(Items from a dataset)

=======

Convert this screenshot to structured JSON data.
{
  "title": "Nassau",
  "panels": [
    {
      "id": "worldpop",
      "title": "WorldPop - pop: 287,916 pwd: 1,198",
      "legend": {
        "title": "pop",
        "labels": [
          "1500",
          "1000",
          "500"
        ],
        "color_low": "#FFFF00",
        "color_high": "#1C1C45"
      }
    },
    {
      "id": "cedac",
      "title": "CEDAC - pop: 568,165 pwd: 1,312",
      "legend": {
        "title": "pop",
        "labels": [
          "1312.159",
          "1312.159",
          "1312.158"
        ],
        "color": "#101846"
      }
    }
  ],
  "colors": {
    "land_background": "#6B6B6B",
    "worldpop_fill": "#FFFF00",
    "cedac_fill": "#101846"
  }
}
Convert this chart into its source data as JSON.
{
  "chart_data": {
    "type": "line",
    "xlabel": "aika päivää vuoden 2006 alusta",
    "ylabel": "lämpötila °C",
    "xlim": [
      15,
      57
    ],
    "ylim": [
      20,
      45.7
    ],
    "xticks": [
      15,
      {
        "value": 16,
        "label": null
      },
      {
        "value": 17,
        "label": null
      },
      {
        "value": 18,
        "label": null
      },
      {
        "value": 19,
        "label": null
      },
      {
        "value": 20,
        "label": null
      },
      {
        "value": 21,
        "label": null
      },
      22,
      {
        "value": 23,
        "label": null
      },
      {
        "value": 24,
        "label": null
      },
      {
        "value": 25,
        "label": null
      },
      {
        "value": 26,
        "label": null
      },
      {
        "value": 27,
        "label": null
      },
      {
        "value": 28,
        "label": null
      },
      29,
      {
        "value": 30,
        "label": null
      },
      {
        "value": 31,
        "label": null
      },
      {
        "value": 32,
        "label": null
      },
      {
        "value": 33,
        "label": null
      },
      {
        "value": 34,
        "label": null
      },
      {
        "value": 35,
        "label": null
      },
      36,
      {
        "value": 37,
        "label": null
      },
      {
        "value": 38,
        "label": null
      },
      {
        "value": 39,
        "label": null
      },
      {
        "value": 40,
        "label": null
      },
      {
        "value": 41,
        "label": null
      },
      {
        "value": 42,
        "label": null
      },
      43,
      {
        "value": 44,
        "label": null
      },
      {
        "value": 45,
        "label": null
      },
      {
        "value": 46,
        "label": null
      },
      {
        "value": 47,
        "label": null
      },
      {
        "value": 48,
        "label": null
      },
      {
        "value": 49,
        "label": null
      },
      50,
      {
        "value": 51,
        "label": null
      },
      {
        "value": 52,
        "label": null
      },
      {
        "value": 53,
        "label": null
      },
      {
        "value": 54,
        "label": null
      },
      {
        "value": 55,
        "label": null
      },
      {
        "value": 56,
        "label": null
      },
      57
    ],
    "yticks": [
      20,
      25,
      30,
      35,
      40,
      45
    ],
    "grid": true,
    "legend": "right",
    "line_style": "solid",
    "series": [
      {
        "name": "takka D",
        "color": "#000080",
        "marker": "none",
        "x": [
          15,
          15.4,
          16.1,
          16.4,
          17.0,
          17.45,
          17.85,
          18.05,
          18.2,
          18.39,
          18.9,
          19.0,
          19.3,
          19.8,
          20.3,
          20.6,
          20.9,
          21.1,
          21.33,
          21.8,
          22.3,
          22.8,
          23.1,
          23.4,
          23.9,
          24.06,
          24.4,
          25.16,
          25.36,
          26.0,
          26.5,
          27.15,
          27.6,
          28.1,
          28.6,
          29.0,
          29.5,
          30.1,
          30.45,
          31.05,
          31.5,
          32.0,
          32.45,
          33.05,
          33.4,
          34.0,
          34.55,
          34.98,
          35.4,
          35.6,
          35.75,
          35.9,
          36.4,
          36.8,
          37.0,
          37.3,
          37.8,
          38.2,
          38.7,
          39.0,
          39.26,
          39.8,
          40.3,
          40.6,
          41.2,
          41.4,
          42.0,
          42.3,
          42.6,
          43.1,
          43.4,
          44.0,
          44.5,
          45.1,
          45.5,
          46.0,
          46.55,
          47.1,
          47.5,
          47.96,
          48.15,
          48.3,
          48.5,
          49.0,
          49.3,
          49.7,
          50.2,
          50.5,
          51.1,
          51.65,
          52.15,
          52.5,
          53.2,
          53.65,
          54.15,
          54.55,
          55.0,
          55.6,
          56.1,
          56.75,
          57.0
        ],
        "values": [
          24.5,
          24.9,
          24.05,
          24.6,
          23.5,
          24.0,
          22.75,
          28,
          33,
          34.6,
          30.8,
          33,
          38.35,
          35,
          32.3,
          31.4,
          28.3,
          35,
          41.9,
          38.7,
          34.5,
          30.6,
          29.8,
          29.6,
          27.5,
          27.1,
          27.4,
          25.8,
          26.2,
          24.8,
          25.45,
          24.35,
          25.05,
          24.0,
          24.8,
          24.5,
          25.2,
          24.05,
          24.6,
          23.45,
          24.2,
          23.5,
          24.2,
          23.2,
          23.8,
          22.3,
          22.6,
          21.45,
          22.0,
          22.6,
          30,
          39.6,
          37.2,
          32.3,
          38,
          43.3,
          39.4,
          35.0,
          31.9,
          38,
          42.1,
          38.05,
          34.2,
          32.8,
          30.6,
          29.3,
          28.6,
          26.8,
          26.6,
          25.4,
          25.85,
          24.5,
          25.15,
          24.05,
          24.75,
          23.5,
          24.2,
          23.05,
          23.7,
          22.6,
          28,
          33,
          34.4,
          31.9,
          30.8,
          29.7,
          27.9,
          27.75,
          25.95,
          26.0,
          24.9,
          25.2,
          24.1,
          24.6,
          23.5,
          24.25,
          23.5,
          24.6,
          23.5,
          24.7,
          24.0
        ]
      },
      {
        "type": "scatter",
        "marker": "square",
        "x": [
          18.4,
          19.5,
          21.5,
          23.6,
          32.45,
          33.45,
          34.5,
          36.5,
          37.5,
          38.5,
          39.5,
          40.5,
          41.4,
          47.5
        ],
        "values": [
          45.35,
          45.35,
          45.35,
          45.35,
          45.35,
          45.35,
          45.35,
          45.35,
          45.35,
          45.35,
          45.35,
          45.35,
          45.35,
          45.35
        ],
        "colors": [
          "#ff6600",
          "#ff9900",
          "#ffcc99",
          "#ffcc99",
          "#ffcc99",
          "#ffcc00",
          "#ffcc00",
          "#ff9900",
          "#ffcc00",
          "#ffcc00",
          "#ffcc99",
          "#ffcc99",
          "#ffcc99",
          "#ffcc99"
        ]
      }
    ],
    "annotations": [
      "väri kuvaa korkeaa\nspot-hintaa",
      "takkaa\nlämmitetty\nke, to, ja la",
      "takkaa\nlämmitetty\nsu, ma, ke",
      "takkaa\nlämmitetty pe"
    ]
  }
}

=======

→ **Instructions for the task**
Select the lines that carry the string "JSON" and copy them.

→ **Solution below**
Convert this screenshot to structured JSON data.
Convert this chart into its source data as JSON.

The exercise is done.